*Work to do*:
Images are excluded; otherwise, output every record exactly.

*Data records*:
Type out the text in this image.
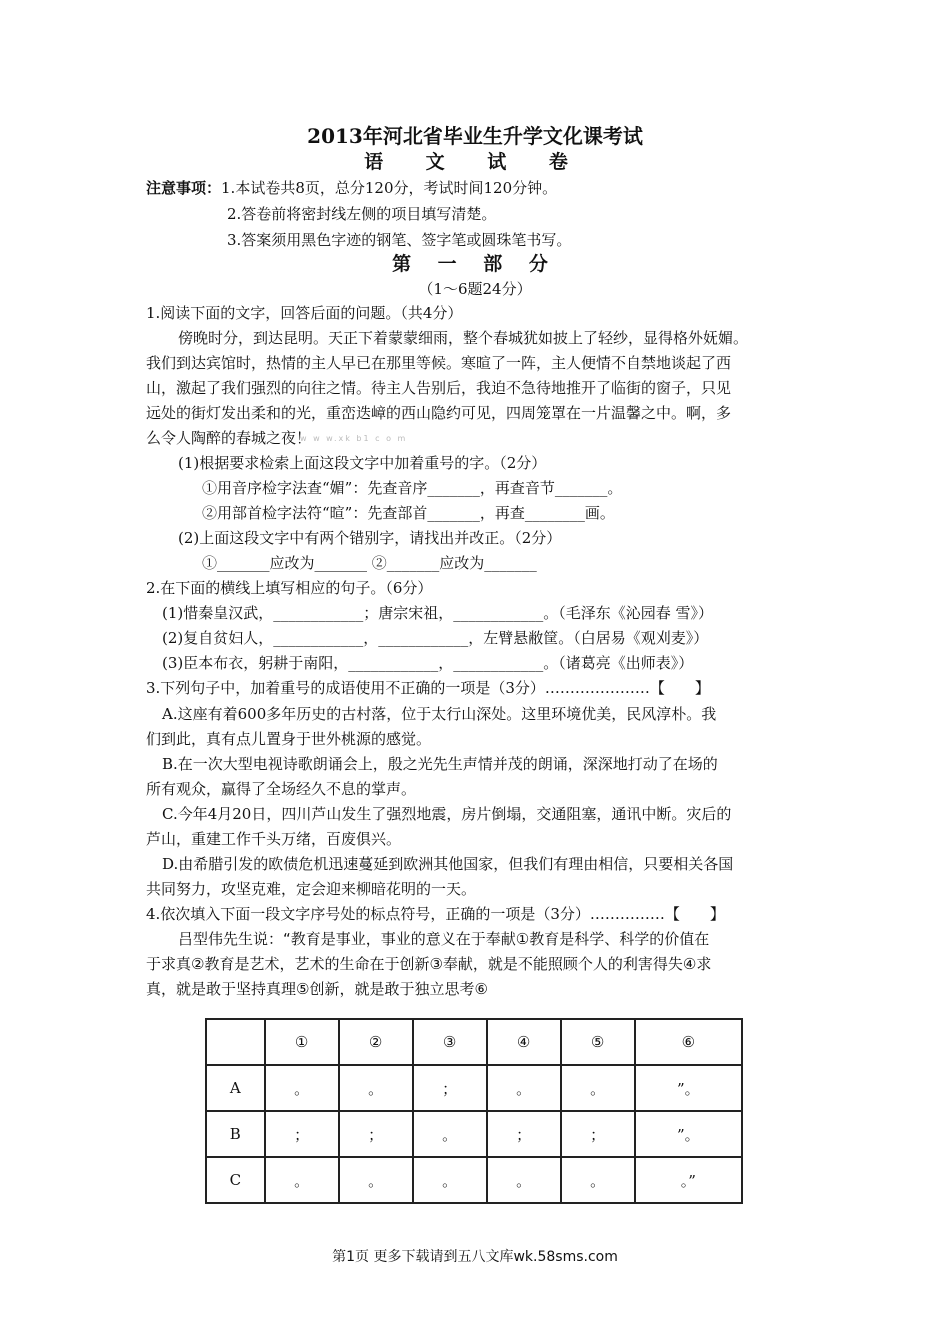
2013年河北省毕业生升学文化课考试
语 文 试 卷
注意事项：1.本试卷共8页，总分120分，考试时间120分钟。
2.答卷前将密封线左侧的项目填写清楚。
3.答案须用黑色字迹的钢笔、签字笔或圆珠笔书写。
第 一 部 分
（1～6题24分）
1.阅读下面的文字，回答后面的问题。（共4分）
傍晚时分，到达昆明。天正下着蒙蒙细雨，整个春城犹如披上了轻纱，显得格外妩媚。
我们到达宾馆时，热情的主人早已在那里等候。寒暄了一阵，主人便情不自禁地谈起了西
山，激起了我们强烈的向往之情。待主人告别后，我迫不急待地推开了临街的窗子，只见
远处的街灯发出柔和的光，重峦迭嶂的西山隐约可见，四周笼罩在一片温馨之中。啊，多
么令人陶醉的春城之夜！
w w w.xk b1 c o m
(1)根据要求检索上面这段文字中加着重号的字。（2分）
①用音序检字法查“媚”：先查音序_______，再查音节_______。
②用部首检字法符“暄”：先查部首_______，再查________画。
(2)上面这段文字中有两个错别字，请找出并改正。（2分）
①_______应改为_______ ②_______应改为_______
2.在下面的横线上填写相应的句子。（6分）
(1)惜秦皇汉武，____________；唐宗宋祖，____________。（毛泽东《沁园春 雪》）
(2)复自贫妇人，____________，____________，左臂悬敝筐。（白居易《观刈麦》）
(3)臣本布衣，躬耕于南阳，____________，____________。（诸葛亮《出师表》）
3.下列句子中，加着重号的成语使用不正确的一项是（3分）…………………【　　】
A.这座有着600多年历史的古村落，位于太行山深处。这里环境优美，民风淳朴。我
们到此，真有点儿置身于世外桃源的感觉。
B.在一次大型电视诗歌朗诵会上，殷之光先生声情并茂的朗诵，深深地打动了在场的
所有观众，赢得了全场经久不息的掌声。
C.今年4月20日，四川芦山发生了强烈地震，房片倒塌，交通阻塞，通讯中断。灾后的
芦山，重建工作千头万绪，百废俱兴。
D.由希腊引发的欧债危机迅速蔓延到欧洲其他国家，但我们有理由相信，只要相关各国
共同努力，攻坚克难，定会迎来柳暗花明的一天。
4.依次填入下面一段文字序号处的标点符号，正确的一项是（3分）……………【　　】
吕型伟先生说：“教育是事业，事业的意义在于奉献①教育是科学、科学的价值在
于求真②教育是艺术，艺术的生命在于创新③奉献，就是不能照顾个人的利害得失④求
真，就是敢于坚持真理⑤创新，就是敢于独立思考⑥
	①	②	③	④	⑤	⑥
A	。	。	；	。	。	”。
B	；	；	。	；	；	”。
C	。	。	。	。	。	。”
第1页 更多下载请到五八文库wk.58sms.com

*Solution to the exercise*:
Type out the text in this image.
2013年河北省毕业生升学文化课考试
语 文 试 卷
注意事项：1.本试卷共8页，总分120分，考试时间120分钟。
2.答卷前将密封线左侧的项目填写清楚。
3.答案须用黑色字迹的钢笔、签字笔或圆珠笔书写。
第 一 部 分
（1～6题24分）
1.阅读下面的文字，回答后面的问题。（共4分）
傍晚时分，到达昆明。天正下着蒙蒙细雨，整个春城犹如披上了轻纱，显得格外妩媚。
我们到达宾馆时，热情的主人早已在那里等候。寒暄了一阵，主人便情不自禁地谈起了西
山，激起了我们强烈的向往之情。待主人告别后，我迫不急待地推开了临街的窗子，只见
远处的街灯发出柔和的光，重峦迭嶂的西山隐约可见，四周笼罩在一片温馨之中。啊，多
么令人陶醉的春城之夜！
w w w.xk b1 c o m
(1)根据要求检索上面这段文字中加着重号的字。（2分）
①用音序检字法查“媚”：先查音序_______，再查音节_______。
②用部首检字法符“暄”：先查部首_______，再查________画。
(2)上面这段文字中有两个错别字，请找出并改正。（2分）
①_______应改为_______ ②_______应改为_______
2.在下面的横线上填写相应的句子。（6分）
(1)惜秦皇汉武，____________；唐宗宋祖，____________。（毛泽东《沁园春 雪》）
(2)复自贫妇人，____________，____________，左臂悬敝筐。（白居易《观刈麦》）
(3)臣本布衣，躬耕于南阳，____________，____________。（诸葛亮《出师表》）
3.下列句子中，加着重号的成语使用不正确的一项是（3分）…………………【　　】
A.这座有着600多年历史的古村落，位于太行山深处。这里环境优美，民风淳朴。我
们到此，真有点儿置身于世外桃源的感觉。
B.在一次大型电视诗歌朗诵会上，殷之光先生声情并茂的朗诵，深深地打动了在场的
所有观众，赢得了全场经久不息的掌声。
C.今年4月20日，四川芦山发生了强烈地震，房片倒塌，交通阻塞，通讯中断。灾后的
芦山，重建工作千头万绪，百废俱兴。
D.由希腊引发的欧债危机迅速蔓延到欧洲其他国家，但我们有理由相信，只要相关各国
共同努力，攻坚克难，定会迎来柳暗花明的一天。
4.依次填入下面一段文字序号处的标点符号，正确的一项是（3分）……………【　　】
吕型伟先生说：“教育是事业，事业的意义在于奉献①教育是科学、科学的价值在
于求真②教育是艺术，艺术的生命在于创新③奉献，就是不能照顾个人的利害得失④求
真，就是敢于坚持真理⑤创新，就是敢于独立思考⑥
	①	②	③	④	⑤	⑥
A	。	。	；	。	。	”。
B	；	；	。	；	；	”。
C	。	。	。	。	。	。”
第1页 更多下载请到五八文库wk.58sms.com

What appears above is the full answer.